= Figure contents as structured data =
________
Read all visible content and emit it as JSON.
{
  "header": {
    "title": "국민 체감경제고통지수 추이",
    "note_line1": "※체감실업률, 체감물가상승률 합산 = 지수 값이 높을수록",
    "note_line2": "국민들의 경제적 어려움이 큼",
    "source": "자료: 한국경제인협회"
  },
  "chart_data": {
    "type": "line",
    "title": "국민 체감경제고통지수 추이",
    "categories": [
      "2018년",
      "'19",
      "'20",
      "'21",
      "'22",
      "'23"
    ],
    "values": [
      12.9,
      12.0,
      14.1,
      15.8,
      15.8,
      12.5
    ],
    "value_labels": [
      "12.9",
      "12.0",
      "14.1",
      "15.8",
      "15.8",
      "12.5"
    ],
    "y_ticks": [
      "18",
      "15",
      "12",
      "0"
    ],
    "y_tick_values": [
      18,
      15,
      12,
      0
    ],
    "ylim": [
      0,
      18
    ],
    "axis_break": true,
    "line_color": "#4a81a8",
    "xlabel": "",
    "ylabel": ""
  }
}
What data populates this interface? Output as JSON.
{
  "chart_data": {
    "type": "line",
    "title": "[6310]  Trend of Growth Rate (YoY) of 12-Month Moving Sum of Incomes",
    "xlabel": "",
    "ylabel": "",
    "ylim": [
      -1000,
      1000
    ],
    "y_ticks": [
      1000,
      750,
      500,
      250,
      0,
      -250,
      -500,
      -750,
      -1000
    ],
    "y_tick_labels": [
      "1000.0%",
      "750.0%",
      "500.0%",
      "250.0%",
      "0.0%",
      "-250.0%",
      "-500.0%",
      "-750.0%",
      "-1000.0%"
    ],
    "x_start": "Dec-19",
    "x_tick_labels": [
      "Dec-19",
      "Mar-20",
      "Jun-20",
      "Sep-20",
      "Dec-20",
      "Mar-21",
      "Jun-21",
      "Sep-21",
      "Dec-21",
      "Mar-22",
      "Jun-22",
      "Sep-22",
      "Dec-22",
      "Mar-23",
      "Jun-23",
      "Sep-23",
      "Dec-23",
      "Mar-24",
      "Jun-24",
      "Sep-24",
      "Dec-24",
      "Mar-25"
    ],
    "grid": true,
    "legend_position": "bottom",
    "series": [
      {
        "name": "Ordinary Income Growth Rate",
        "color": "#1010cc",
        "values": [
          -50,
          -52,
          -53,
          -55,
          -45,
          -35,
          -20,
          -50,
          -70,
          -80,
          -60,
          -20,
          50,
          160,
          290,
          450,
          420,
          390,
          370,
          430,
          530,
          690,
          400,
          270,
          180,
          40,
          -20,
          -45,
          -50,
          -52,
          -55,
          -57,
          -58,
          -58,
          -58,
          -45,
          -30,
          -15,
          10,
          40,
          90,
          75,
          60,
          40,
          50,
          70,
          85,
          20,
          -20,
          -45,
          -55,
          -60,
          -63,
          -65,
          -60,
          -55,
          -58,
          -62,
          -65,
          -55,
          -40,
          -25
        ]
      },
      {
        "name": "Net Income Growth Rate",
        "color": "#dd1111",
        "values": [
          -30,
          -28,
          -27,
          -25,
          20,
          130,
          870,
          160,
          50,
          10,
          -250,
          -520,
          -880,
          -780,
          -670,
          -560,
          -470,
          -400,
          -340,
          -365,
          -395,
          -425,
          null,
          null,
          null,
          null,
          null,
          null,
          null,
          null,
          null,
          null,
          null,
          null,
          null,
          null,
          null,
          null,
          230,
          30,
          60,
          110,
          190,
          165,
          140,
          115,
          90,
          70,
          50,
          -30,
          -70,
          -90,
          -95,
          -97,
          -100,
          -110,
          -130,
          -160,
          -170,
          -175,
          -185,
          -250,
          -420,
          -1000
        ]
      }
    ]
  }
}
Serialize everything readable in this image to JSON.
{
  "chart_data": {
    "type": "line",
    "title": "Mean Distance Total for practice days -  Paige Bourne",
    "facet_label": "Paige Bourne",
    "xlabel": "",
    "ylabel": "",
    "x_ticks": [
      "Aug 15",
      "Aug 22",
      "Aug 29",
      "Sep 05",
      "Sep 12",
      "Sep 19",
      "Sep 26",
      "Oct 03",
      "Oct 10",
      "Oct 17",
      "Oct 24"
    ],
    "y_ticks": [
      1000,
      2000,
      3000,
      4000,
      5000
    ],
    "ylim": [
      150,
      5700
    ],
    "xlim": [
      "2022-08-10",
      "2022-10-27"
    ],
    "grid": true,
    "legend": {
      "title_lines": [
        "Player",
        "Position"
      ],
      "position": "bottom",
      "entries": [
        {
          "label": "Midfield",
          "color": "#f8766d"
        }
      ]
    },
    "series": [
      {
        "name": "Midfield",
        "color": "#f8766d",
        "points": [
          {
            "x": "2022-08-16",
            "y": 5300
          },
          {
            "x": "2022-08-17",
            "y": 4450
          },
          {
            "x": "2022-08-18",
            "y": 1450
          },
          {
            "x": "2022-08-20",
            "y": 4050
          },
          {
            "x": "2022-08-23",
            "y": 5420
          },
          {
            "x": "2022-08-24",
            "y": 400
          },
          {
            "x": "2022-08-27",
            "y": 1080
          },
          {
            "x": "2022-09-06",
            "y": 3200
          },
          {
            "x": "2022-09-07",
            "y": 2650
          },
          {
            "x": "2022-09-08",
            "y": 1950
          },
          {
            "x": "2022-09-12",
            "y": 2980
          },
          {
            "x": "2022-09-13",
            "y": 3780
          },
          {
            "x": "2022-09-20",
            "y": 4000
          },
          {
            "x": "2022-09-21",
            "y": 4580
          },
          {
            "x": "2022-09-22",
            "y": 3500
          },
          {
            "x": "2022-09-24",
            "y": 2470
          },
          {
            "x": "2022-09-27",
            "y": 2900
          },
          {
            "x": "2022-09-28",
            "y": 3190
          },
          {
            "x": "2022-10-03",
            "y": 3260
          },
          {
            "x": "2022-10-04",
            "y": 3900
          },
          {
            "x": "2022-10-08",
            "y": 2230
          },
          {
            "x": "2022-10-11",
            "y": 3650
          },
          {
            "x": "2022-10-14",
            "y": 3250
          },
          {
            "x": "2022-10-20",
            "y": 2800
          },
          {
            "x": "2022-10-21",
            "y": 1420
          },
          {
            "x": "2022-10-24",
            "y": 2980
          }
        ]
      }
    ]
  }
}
________
= Task goal =
Give only the number of lines in the data that hold the word "bottom".

= Right answer =
2